#### WHAT IS ASKED:
Copy all lines below exactly as written. Leave pictures out.

#### RECORDS FOR THIS EXERCISE:

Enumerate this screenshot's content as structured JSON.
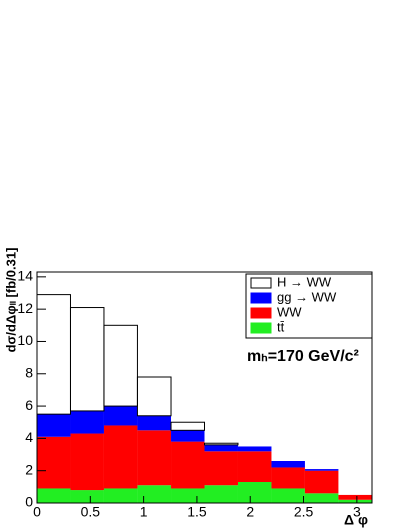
{
  "chart_data": {
    "type": "stacked_histogram",
    "ylabel": "dσ/dΔφₗₗ [fb/0.31]",
    "xlabel": "Δ φ",
    "annotation": "mₕ=170 GeV/c²",
    "bins": [
      0,
      0.314,
      0.628,
      0.942,
      1.257,
      1.571,
      1.885,
      2.199,
      2.513,
      2.827,
      3.142
    ],
    "series": [
      {
        "name": "tt̄",
        "color": "#22ee22",
        "values": [
          0.9,
          0.8,
          0.9,
          1.1,
          0.9,
          1.1,
          1.3,
          0.9,
          0.6,
          0.2
        ]
      },
      {
        "name": "WW",
        "color": "#ff0000",
        "values": [
          3.2,
          3.5,
          3.9,
          3.4,
          2.9,
          2.1,
          1.9,
          1.3,
          1.4,
          0.3
        ]
      },
      {
        "name": "gg → WW",
        "color": "#0000ff",
        "values": [
          1.4,
          1.4,
          1.2,
          0.9,
          0.7,
          0.4,
          0.3,
          0.4,
          0.1,
          0.0
        ]
      },
      {
        "name": "H → WW",
        "color": "none",
        "values": [
          7.4,
          6.4,
          5.0,
          2.4,
          0.5,
          0.1,
          0,
          0,
          0,
          0
        ]
      }
    ],
    "xlim": [
      0,
      3.142
    ],
    "ylim": [
      0,
      14.3
    ],
    "xticks": [
      0,
      0.5,
      1,
      1.5,
      2,
      2.5,
      3
    ],
    "yticks": [
      0,
      2,
      4,
      6,
      8,
      10,
      12,
      14
    ],
    "legend": "top-right"
  }
}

#### RESPONSE TO THIS TASK:
Enumerate this screenshot's content as structured JSON.
{
  "chart_data": {
    "type": "stacked_histogram",
    "ylabel": "dσ/dΔφₗₗ [fb/0.31]",
    "xlabel": "Δ φ",
    "annotation": "mₕ=170 GeV/c²",
    "bins": [
      0,
      0.314,
      0.628,
      0.942,
      1.257,
      1.571,
      1.885,
      2.199,
      2.513,
      2.827,
      3.142
    ],
    "series": [
      {
        "name": "tt̄",
        "color": "#22ee22",
        "values": [
          0.9,
          0.8,
          0.9,
          1.1,
          0.9,
          1.1,
          1.3,
          0.9,
          0.6,
          0.2
        ]
      },
      {
        "name": "WW",
        "color": "#ff0000",
        "values": [
          3.2,
          3.5,
          3.9,
          3.4,
          2.9,
          2.1,
          1.9,
          1.3,
          1.4,
          0.3
        ]
      },
      {
        "name": "gg → WW",
        "color": "#0000ff",
        "values": [
          1.4,
          1.4,
          1.2,
          0.9,
          0.7,
          0.4,
          0.3,
          0.4,
          0.1,
          0.0
        ]
      },
      {
        "name": "H → WW",
        "color": "none",
        "values": [
          7.4,
          6.4,
          5.0,
          2.4,
          0.5,
          0.1,
          0,
          0,
          0,
          0
        ]
      }
    ],
    "xlim": [
      0,
      3.142
    ],
    "ylim": [
      0,
      14.3
    ],
    "xticks": [
      0,
      0.5,
      1,
      1.5,
      2,
      2.5,
      3
    ],
    "yticks": [
      0,
      2,
      4,
      6,
      8,
      10,
      12,
      14
    ],
    "legend": "top-right"
  }
}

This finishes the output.